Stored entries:
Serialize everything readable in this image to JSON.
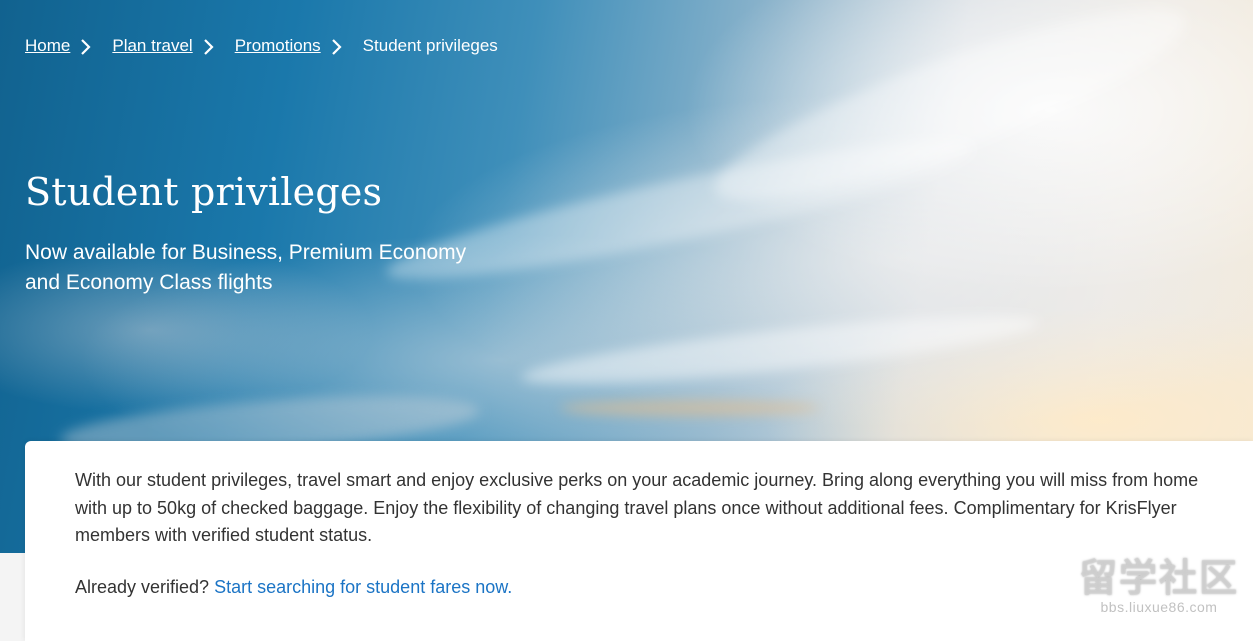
{
  "breadcrumb": {
    "items": [
      {
        "label": "Home"
      },
      {
        "label": "Plan travel"
      },
      {
        "label": "Promotions"
      }
    ],
    "current": "Student privileges"
  },
  "hero": {
    "title": "Student privileges",
    "subtitle": "Now available for Business, Premium Economy and Economy Class flights"
  },
  "content": {
    "body": "With our student privileges, travel smart and enjoy exclusive perks on your academic journey. Bring along everything you will miss from home with up to 50kg of checked baggage. Enjoy the flexibility of changing travel plans once without additional fees. Complimentary for KrisFlyer members with verified student status.",
    "cta_prefix": "Already verified?",
    "cta_link": "Start searching for student fares now."
  },
  "watermark": {
    "logo": "留学社区",
    "url": "bbs.liuxue86.com"
  },
  "colors": {
    "link_blue": "#1b74c5",
    "body_text": "#333333",
    "sky_blue": "#1a78ab"
  },
  "icons": {
    "breadcrumb_separator": "chevron-right-icon"
  }
}
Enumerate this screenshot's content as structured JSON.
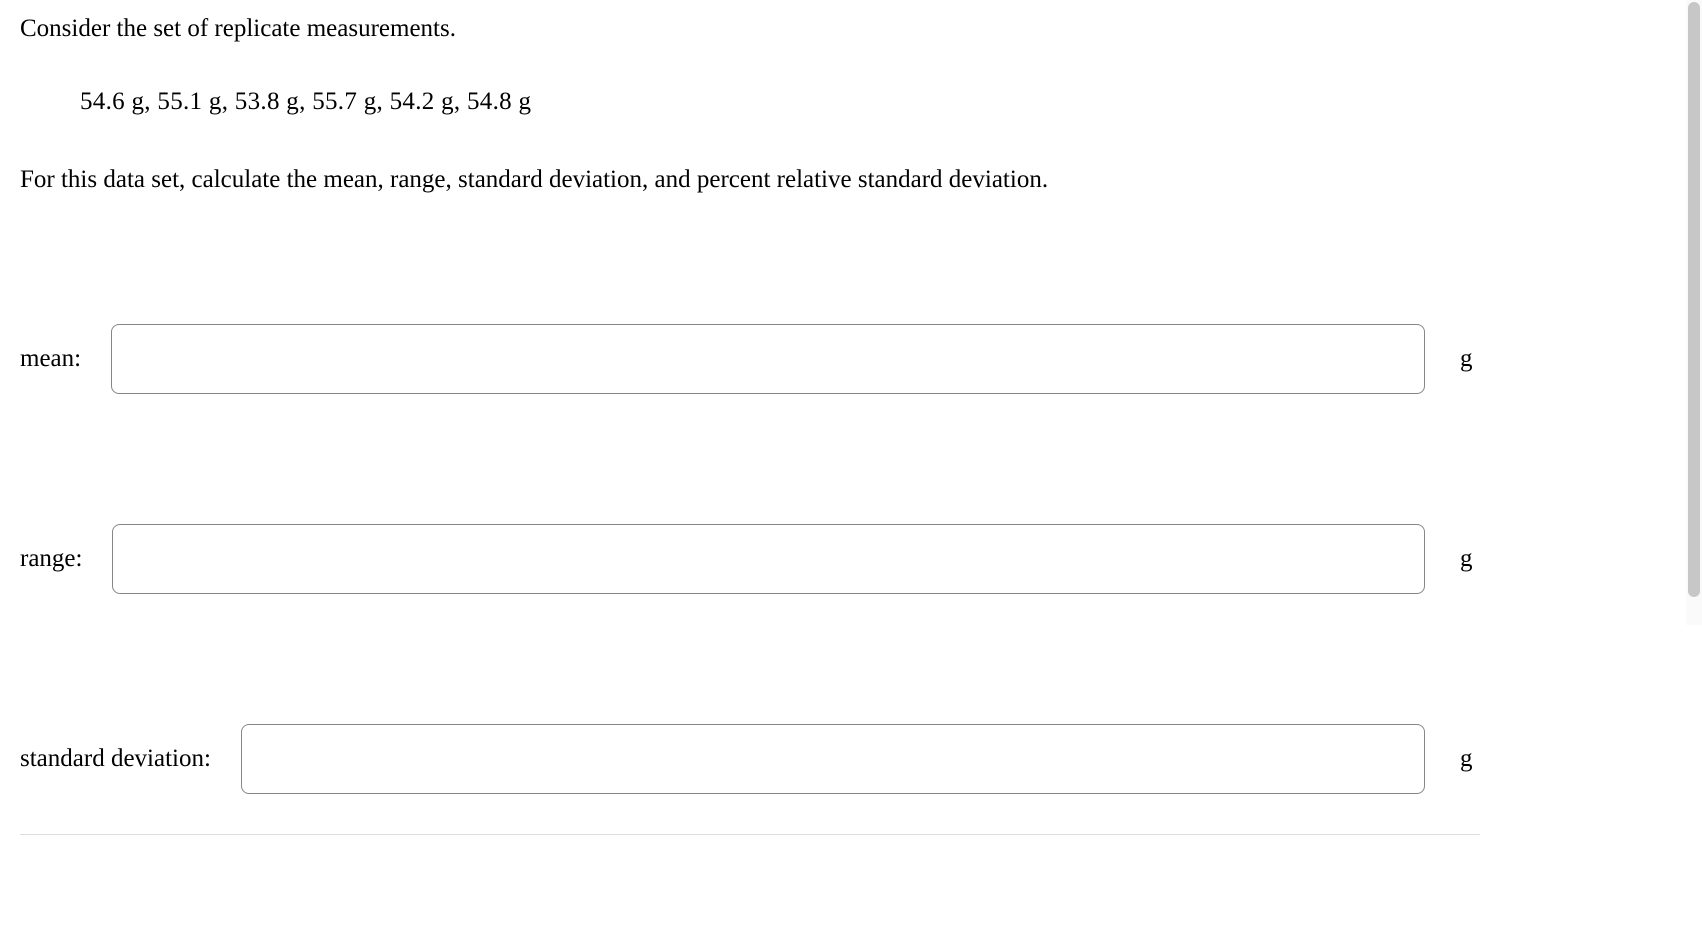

## Stated exercise
Each entry above should be reproduced exactly, with the pictures removed.

## Answer to this problem
Serialize everything readable in this image to JSON.
{
  "breadcrumb": {
    "items": [
      {
        "label": "Home"
      },
      {
        "label": "Plan travel"
      },
      {
        "label": "Promotions"
      }
    ],
    "current": "Student privileges"
  },
  "hero": {
    "title": "Student privileges",
    "subtitle": "Now available for Business, Premium Economy and Economy Class flights"
  },
  "content": {
    "body": "With our student privileges, travel smart and enjoy exclusive perks on your academic journey. Bring along everything you will miss from home with up to 50kg of checked baggage. Enjoy the flexibility of changing travel plans once without additional fees. Complimentary for KrisFlyer members with verified student status.",
    "cta_prefix": "Already verified?",
    "cta_link": "Start searching for student fares now."
  },
  "watermark": {
    "logo": "留学社区",
    "url": "bbs.liuxue86.com"
  },
  "colors": {
    "link_blue": "#1b74c5",
    "body_text": "#333333",
    "sky_blue": "#1a78ab"
  },
  "icons": {
    "breadcrumb_separator": "chevron-right-icon"
  }
}
Enumerate this screenshot's content as structured JSON.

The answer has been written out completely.